- _Set task_
Within the records that follow, find every line containing the string "hladne". Copy those lines.

(Stored entries)
** start **

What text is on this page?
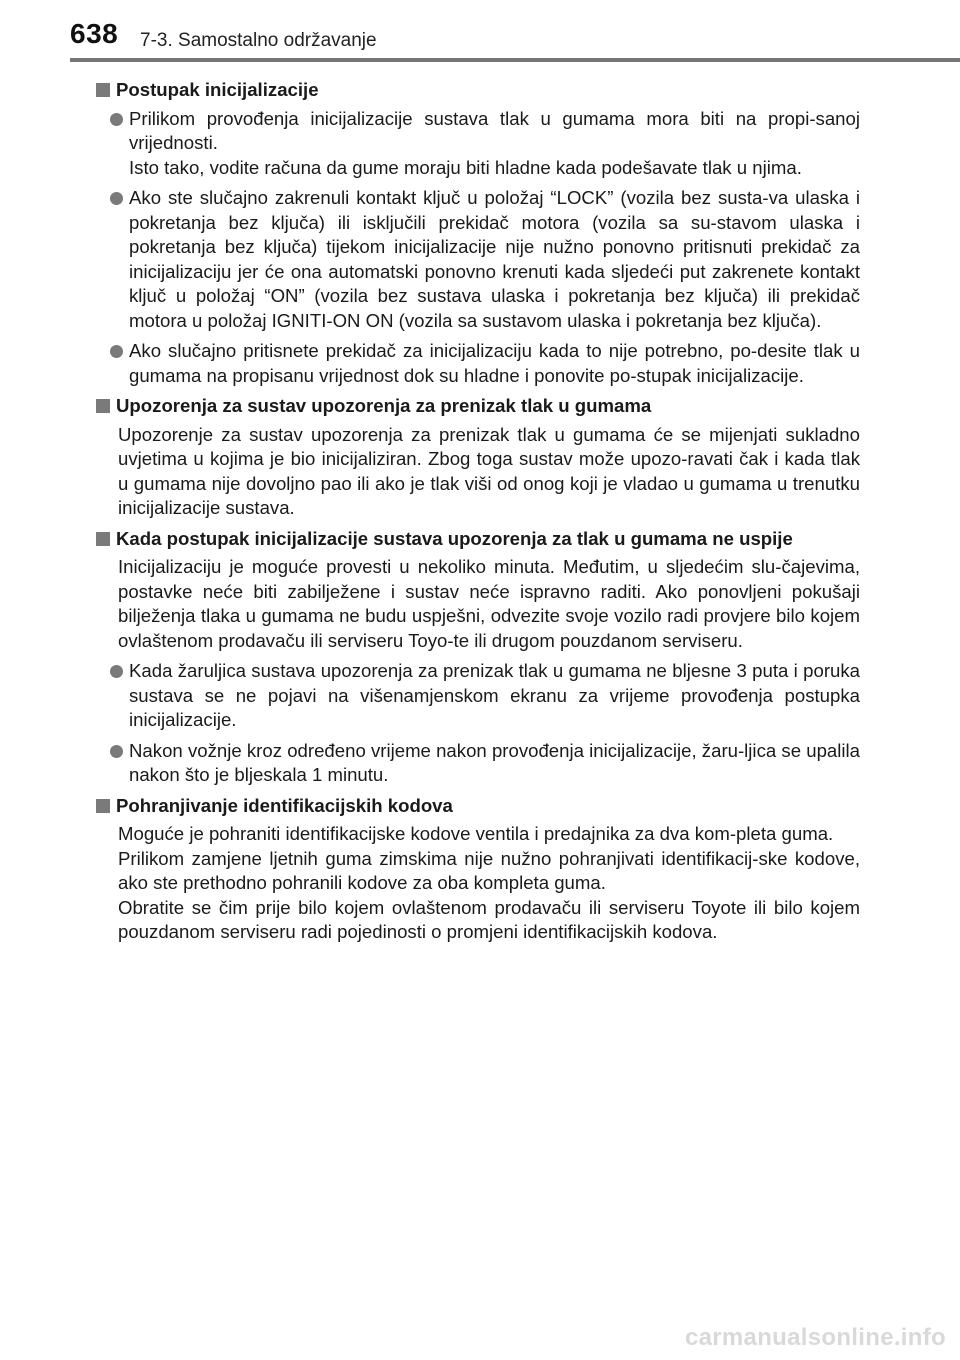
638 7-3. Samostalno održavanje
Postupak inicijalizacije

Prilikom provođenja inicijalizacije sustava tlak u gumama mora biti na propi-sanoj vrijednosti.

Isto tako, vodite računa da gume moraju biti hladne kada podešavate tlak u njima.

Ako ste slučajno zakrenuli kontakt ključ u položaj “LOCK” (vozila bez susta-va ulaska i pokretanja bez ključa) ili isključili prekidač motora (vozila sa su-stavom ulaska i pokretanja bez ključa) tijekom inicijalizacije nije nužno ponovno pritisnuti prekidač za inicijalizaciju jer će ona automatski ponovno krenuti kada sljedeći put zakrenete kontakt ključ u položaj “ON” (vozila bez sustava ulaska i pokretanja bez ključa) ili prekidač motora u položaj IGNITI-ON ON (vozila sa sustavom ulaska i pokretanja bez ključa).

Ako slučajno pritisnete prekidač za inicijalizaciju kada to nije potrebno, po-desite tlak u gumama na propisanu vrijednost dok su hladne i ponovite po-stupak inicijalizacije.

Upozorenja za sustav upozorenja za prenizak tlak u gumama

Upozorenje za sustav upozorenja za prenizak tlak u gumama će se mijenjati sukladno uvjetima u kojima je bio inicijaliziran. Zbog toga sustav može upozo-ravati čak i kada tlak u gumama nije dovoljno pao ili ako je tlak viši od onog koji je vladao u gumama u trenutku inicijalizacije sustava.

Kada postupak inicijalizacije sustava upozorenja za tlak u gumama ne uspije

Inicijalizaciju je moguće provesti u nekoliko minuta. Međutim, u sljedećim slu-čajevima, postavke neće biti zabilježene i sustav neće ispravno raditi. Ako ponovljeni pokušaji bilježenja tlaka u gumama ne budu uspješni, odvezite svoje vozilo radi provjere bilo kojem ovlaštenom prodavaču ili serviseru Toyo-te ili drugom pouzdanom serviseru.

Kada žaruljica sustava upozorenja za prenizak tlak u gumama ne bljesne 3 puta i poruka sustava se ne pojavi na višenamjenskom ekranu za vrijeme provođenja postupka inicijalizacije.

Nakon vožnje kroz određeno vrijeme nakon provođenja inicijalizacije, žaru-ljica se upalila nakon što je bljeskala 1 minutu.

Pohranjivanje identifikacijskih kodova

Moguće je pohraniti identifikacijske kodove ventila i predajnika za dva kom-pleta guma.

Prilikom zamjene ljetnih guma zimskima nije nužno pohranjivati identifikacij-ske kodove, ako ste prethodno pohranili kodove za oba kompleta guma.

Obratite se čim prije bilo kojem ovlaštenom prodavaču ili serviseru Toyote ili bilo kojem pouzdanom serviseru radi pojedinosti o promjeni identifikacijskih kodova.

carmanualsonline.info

** end **
** start **

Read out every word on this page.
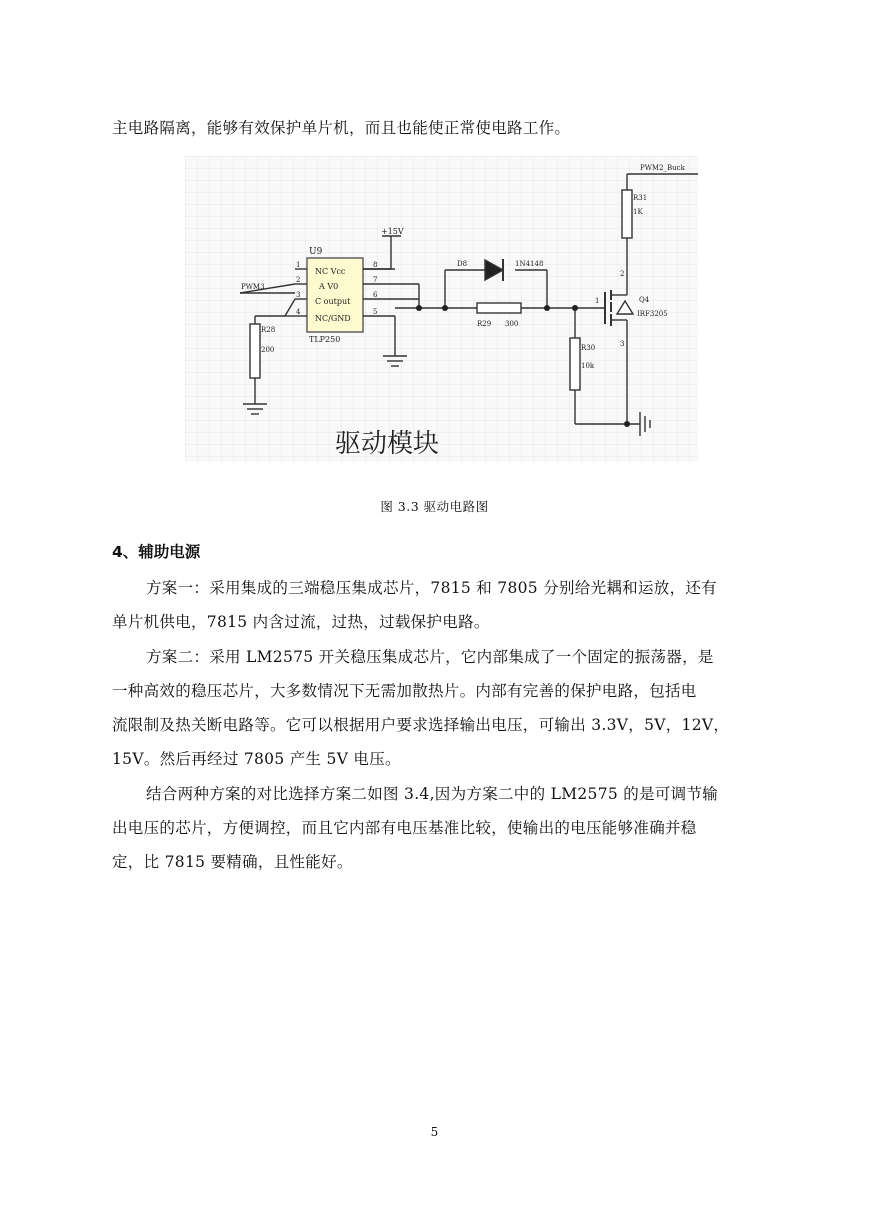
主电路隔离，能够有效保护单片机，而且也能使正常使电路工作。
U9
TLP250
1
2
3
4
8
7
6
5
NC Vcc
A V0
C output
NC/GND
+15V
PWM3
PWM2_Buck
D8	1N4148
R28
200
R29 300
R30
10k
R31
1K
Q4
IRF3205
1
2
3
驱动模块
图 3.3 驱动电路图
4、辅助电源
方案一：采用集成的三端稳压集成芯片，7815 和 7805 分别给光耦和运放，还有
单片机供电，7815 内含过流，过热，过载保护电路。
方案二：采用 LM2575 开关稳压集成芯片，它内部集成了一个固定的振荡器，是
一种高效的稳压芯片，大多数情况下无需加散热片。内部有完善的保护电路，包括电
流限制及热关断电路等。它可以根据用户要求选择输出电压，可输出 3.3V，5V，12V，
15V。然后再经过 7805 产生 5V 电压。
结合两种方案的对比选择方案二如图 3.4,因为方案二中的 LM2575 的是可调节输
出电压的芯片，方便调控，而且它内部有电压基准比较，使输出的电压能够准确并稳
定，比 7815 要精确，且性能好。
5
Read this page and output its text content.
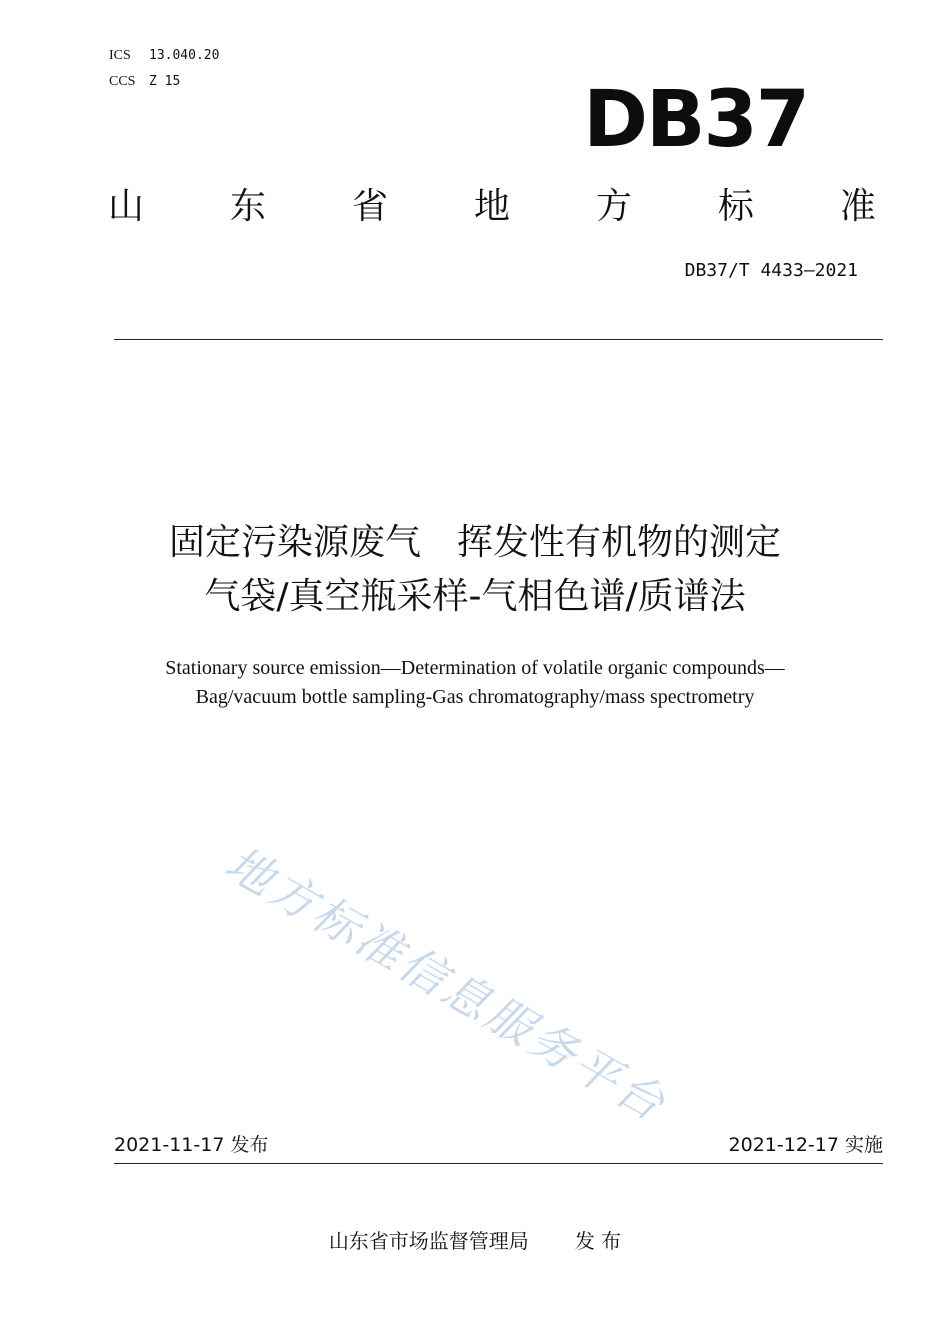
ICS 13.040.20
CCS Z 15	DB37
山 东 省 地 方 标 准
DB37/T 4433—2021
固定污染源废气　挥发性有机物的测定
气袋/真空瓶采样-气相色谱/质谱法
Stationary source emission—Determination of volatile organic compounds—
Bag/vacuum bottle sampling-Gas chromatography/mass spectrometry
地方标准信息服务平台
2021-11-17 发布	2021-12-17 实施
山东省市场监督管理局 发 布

** end **

- _Solution to the exercise_
Isto tako, vodite računa da gume moraju biti hladne kada podešavate tlak u njima.
Ako slučajno pritisnete prekidač za inicijalizaciju kada to nije potrebno, po-desite tlak u gumama na propisanu vrijednost dok su hladne i ponovite po-stupak inicijalizacije.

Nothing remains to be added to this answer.